**Set task**
Lines containing the string "Mauricette" are to be collected in full.
##### Source data #####
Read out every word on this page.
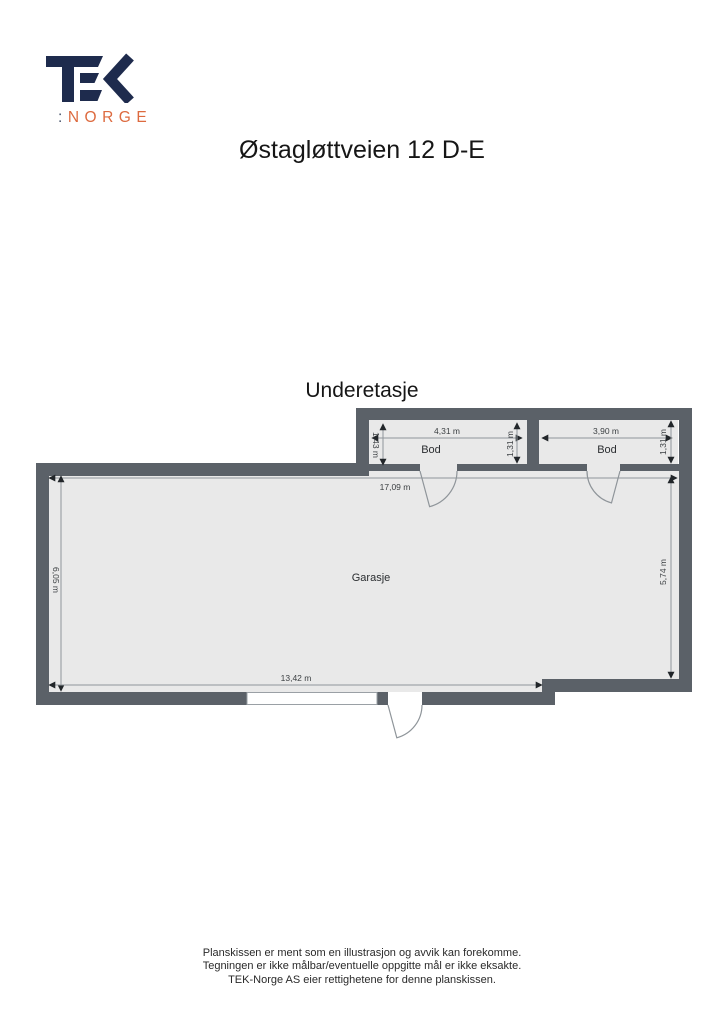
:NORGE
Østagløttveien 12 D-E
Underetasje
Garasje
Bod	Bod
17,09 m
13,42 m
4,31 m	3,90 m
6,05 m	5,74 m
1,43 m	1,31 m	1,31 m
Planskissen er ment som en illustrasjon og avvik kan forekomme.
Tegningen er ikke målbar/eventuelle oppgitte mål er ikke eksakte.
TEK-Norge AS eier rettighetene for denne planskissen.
#####
##### Source data #####
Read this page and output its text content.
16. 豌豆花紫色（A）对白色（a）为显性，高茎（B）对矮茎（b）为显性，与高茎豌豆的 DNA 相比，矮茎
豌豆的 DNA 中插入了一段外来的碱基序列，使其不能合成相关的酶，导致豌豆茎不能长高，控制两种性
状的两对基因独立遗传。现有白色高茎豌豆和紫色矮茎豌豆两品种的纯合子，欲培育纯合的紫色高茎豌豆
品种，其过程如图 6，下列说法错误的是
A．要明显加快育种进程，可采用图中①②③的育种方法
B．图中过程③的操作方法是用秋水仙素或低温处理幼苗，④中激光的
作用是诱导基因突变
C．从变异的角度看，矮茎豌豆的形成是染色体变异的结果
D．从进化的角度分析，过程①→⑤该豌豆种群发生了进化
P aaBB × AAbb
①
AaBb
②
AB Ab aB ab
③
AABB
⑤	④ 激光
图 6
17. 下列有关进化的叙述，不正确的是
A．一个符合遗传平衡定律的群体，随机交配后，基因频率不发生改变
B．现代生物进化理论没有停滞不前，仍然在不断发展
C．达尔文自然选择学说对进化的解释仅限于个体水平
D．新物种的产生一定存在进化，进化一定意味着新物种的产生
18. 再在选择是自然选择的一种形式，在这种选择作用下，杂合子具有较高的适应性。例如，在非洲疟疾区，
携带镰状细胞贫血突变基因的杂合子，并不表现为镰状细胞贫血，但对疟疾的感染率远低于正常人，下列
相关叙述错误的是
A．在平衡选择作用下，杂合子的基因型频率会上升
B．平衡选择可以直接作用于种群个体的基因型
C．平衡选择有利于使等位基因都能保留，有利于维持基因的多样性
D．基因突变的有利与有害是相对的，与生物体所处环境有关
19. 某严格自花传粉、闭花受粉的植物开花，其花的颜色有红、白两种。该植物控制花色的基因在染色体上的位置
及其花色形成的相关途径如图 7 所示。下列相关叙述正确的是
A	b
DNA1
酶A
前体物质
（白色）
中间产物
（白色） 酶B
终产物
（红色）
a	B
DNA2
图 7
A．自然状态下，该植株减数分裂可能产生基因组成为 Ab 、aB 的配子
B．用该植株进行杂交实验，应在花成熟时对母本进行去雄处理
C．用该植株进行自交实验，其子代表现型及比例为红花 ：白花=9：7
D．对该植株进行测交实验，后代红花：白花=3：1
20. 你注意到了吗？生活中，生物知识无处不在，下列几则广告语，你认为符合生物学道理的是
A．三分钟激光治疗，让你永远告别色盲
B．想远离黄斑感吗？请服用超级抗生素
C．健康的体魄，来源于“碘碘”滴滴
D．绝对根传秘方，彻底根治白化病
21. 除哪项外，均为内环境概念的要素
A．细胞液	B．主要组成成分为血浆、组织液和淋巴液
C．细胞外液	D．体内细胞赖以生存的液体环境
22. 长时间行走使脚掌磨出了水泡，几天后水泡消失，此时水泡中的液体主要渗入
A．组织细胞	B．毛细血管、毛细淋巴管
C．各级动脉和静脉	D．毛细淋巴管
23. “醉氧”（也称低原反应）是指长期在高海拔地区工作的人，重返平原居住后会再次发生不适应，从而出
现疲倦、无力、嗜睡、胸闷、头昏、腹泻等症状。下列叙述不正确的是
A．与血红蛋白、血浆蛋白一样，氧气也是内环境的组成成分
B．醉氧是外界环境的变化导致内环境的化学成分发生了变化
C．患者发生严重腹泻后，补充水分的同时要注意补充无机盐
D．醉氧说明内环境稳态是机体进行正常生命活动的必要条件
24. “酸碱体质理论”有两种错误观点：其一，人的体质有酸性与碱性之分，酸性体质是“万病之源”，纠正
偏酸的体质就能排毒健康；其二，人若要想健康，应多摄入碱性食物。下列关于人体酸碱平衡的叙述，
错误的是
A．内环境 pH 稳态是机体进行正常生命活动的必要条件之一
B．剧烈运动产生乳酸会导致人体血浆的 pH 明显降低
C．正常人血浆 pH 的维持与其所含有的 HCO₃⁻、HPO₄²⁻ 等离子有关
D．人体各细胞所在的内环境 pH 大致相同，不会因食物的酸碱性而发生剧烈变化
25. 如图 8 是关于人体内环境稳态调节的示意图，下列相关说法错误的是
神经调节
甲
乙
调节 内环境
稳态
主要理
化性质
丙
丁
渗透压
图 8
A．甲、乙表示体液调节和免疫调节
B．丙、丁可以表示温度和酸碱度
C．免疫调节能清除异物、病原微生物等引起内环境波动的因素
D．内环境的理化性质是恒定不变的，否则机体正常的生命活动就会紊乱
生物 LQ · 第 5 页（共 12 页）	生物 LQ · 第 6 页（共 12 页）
#####
##### Source data #####
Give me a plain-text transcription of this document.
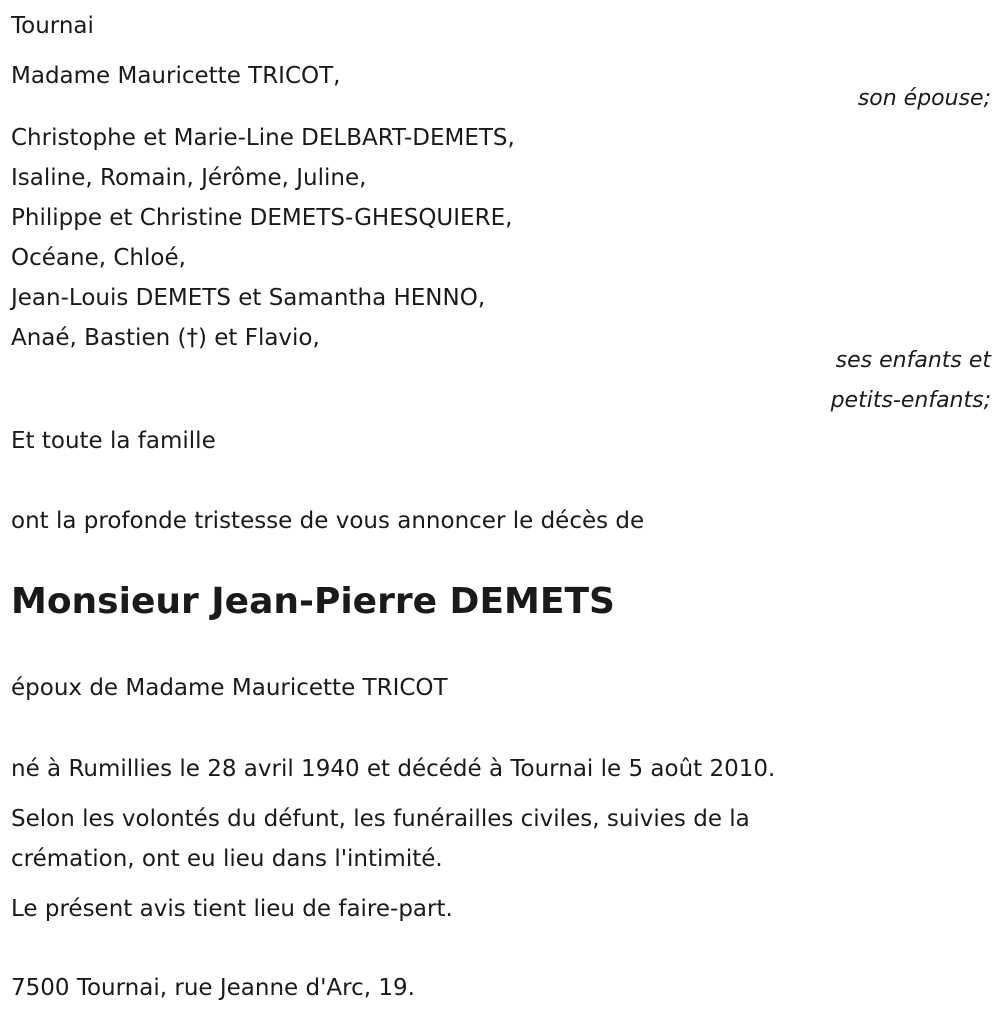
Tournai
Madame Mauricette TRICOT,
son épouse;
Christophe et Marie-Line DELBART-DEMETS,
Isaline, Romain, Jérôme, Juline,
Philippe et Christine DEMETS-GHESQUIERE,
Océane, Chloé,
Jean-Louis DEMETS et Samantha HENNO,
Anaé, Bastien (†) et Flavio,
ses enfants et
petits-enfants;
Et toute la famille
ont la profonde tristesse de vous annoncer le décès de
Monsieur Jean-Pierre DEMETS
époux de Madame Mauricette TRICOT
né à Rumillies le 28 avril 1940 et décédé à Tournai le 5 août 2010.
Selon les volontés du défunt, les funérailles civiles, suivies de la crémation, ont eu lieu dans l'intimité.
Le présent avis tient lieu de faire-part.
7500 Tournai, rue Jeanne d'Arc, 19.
#####
**Completed task**
Madame Mauricette TRICOT,
époux de Madame Mauricette TRICOT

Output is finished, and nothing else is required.